**TASK OBJECTIVE:**
Write out the whole of the material exactly.

**DATA:**
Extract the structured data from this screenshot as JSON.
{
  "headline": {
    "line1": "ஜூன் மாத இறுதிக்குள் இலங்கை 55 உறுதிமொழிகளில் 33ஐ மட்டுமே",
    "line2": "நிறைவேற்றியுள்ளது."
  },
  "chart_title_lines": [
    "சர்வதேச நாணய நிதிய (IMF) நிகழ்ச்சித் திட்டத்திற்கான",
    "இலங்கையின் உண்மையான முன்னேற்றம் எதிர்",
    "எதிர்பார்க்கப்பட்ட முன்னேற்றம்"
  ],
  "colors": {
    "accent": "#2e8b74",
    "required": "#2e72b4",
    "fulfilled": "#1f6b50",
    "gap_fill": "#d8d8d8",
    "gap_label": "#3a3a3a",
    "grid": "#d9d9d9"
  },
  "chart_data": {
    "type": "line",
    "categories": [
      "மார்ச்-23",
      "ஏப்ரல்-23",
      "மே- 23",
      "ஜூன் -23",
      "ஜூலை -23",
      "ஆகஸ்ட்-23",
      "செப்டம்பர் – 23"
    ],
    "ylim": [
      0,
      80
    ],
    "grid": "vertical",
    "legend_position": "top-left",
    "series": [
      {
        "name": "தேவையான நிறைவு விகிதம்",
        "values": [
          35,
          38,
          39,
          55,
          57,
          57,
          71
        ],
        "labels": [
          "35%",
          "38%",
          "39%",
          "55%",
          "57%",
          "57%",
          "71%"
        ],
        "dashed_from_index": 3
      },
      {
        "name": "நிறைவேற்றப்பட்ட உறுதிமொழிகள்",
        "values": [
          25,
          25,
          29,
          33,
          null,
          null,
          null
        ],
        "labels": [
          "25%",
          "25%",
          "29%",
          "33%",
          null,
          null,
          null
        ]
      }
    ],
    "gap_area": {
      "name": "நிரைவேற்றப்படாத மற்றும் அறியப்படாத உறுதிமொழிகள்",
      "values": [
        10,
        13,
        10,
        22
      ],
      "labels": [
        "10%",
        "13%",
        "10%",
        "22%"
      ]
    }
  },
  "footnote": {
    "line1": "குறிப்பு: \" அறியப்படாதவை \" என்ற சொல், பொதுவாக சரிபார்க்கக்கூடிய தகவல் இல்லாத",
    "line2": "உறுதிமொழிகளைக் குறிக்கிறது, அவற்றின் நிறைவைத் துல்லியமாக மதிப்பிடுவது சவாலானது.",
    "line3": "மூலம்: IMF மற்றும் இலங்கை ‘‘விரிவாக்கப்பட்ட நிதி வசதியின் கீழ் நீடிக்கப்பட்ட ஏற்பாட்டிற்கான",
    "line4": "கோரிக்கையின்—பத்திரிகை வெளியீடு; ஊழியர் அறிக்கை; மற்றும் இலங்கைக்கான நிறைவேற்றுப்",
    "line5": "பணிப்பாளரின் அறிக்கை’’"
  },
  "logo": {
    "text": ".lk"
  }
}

**SOLUTION:**
Extract the structured data from this screenshot as JSON.
{
  "headline": {
    "line1": "ஜூன் மாத இறுதிக்குள் இலங்கை 55 உறுதிமொழிகளில் 33ஐ மட்டுமே",
    "line2": "நிறைவேற்றியுள்ளது."
  },
  "chart_title_lines": [
    "சர்வதேச நாணய நிதிய (IMF) நிகழ்ச்சித் திட்டத்திற்கான",
    "இலங்கையின் உண்மையான முன்னேற்றம் எதிர்",
    "எதிர்பார்க்கப்பட்ட முன்னேற்றம்"
  ],
  "colors": {
    "accent": "#2e8b74",
    "required": "#2e72b4",
    "fulfilled": "#1f6b50",
    "gap_fill": "#d8d8d8",
    "gap_label": "#3a3a3a",
    "grid": "#d9d9d9"
  },
  "chart_data": {
    "type": "line",
    "categories": [
      "மார்ச்-23",
      "ஏப்ரல்-23",
      "மே- 23",
      "ஜூன் -23",
      "ஜூலை -23",
      "ஆகஸ்ட்-23",
      "செப்டம்பர் – 23"
    ],
    "ylim": [
      0,
      80
    ],
    "grid": "vertical",
    "legend_position": "top-left",
    "series": [
      {
        "name": "தேவையான நிறைவு விகிதம்",
        "values": [
          35,
          38,
          39,
          55,
          57,
          57,
          71
        ],
        "labels": [
          "35%",
          "38%",
          "39%",
          "55%",
          "57%",
          "57%",
          "71%"
        ],
        "dashed_from_index": 3
      },
      {
        "name": "நிறைவேற்றப்பட்ட உறுதிமொழிகள்",
        "values": [
          25,
          25,
          29,
          33,
          null,
          null,
          null
        ],
        "labels": [
          "25%",
          "25%",
          "29%",
          "33%",
          null,
          null,
          null
        ]
      }
    ],
    "gap_area": {
      "name": "நிரைவேற்றப்படாத மற்றும் அறியப்படாத உறுதிமொழிகள்",
      "values": [
        10,
        13,
        10,
        22
      ],
      "labels": [
        "10%",
        "13%",
        "10%",
        "22%"
      ]
    }
  },
  "footnote": {
    "line1": "குறிப்பு: \" அறியப்படாதவை \" என்ற சொல், பொதுவாக சரிபார்க்கக்கூடிய தகவல் இல்லாத",
    "line2": "உறுதிமொழிகளைக் குறிக்கிறது, அவற்றின் நிறைவைத் துல்லியமாக மதிப்பிடுவது சவாலானது.",
    "line3": "மூலம்: IMF மற்றும் இலங்கை ‘‘விரிவாக்கப்பட்ட நிதி வசதியின் கீழ் நீடிக்கப்பட்ட ஏற்பாட்டிற்கான",
    "line4": "கோரிக்கையின்—பத்திரிகை வெளியீடு; ஊழியர் அறிக்கை; மற்றும் இலங்கைக்கான நிறைவேற்றுப்",
    "line5": "பணிப்பாளரின் அறிக்கை’’"
  },
  "logo": {
    "text": ".lk"
  }
}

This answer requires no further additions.